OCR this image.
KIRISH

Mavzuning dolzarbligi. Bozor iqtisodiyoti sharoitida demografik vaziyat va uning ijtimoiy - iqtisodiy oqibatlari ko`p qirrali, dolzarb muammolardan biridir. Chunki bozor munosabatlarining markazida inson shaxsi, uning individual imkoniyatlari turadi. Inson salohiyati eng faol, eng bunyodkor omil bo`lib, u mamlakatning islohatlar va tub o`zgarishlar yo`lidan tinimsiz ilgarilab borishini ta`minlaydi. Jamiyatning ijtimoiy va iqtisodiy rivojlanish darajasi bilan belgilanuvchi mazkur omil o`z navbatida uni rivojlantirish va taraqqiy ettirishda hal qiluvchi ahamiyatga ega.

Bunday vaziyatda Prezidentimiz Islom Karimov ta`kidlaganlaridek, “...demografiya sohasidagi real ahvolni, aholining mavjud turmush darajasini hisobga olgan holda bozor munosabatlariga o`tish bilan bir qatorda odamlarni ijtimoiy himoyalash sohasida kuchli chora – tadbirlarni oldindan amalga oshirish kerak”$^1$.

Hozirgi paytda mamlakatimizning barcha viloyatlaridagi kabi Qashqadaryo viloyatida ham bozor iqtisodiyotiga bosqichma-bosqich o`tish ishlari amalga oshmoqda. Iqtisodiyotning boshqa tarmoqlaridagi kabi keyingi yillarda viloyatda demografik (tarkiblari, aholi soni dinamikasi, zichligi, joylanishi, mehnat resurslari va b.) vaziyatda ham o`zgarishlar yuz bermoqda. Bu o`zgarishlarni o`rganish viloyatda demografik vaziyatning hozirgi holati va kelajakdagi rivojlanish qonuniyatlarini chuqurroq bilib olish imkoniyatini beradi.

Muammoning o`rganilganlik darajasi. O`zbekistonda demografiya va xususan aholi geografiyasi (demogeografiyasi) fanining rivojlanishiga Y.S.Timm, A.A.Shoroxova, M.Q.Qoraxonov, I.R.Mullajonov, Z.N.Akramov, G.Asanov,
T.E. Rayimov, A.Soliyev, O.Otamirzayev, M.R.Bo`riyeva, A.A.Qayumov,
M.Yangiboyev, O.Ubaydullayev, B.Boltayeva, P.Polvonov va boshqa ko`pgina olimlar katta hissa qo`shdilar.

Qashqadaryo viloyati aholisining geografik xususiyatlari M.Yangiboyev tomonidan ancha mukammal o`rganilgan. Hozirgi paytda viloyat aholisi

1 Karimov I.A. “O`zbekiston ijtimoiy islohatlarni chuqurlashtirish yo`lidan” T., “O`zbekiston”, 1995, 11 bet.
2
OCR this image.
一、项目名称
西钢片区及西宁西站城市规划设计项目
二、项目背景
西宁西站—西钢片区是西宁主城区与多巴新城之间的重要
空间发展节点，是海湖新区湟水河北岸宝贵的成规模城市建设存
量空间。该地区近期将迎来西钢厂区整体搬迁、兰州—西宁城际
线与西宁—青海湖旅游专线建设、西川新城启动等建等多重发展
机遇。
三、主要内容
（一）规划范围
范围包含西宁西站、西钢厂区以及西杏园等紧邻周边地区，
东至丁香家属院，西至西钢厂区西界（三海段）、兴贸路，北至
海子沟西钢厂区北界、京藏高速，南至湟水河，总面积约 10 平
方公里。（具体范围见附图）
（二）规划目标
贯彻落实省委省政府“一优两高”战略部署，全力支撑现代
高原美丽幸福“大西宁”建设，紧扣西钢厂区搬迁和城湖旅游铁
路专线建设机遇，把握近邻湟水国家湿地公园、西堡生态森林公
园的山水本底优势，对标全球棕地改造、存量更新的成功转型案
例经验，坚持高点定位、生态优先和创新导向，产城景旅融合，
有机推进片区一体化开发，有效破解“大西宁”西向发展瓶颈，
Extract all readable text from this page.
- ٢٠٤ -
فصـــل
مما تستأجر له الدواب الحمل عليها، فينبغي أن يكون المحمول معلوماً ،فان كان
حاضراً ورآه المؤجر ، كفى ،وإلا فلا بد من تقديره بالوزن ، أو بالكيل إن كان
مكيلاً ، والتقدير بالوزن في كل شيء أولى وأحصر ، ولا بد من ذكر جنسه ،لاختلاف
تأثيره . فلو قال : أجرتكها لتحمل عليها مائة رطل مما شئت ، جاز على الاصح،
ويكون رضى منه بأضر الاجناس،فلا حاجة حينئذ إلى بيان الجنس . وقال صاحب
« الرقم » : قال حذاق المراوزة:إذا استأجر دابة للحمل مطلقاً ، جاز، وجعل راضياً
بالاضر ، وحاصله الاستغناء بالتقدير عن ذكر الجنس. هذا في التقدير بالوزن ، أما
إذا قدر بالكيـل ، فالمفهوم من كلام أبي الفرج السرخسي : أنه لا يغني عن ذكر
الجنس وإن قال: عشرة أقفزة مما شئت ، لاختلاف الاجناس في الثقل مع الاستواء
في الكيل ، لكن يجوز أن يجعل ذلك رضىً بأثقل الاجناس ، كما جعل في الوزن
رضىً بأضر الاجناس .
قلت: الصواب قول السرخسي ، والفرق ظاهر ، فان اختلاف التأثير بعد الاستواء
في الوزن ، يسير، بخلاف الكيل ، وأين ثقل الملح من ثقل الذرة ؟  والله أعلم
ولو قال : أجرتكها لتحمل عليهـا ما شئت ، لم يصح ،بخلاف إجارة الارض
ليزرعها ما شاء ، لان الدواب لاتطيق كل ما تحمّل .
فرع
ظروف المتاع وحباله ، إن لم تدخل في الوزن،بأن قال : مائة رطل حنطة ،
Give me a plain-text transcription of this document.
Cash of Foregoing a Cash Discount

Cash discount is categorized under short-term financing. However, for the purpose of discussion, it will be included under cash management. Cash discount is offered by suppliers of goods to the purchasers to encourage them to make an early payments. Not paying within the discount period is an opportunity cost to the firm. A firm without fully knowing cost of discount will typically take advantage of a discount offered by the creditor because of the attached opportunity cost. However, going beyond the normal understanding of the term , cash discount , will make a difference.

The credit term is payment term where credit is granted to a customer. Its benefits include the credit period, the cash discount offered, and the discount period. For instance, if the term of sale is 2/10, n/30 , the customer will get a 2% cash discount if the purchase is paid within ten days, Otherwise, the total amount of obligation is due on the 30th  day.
----------
Find the string "demografiya" in the listing and return every line that holds it.

■ Written response:
Bunday vaziyatda Prezidentimiz Islom Karimov ta`kidlaganlaridek, “...demografiya sohasidagi real ahvolni, aholining mavjud turmush darajasini hisobga olgan holda bozor munosabatlariga o`tish bilan bir qatorda odamlarni ijtimoiy himoyalash sohasida kuchli chora – tadbirlarni oldindan amalga oshirish kerak”$^1$.
Muammoning o`rganilganlik darajasi. O`zbekistonda demografiya va xususan aholi geografiyasi (demogeografiyasi) fanining rivojlanishiga Y.S.Timm, A.A.Shoroxova, M.Q.Qoraxonov, I.R.Mullajonov, Z.N.Akramov, G.Asanov,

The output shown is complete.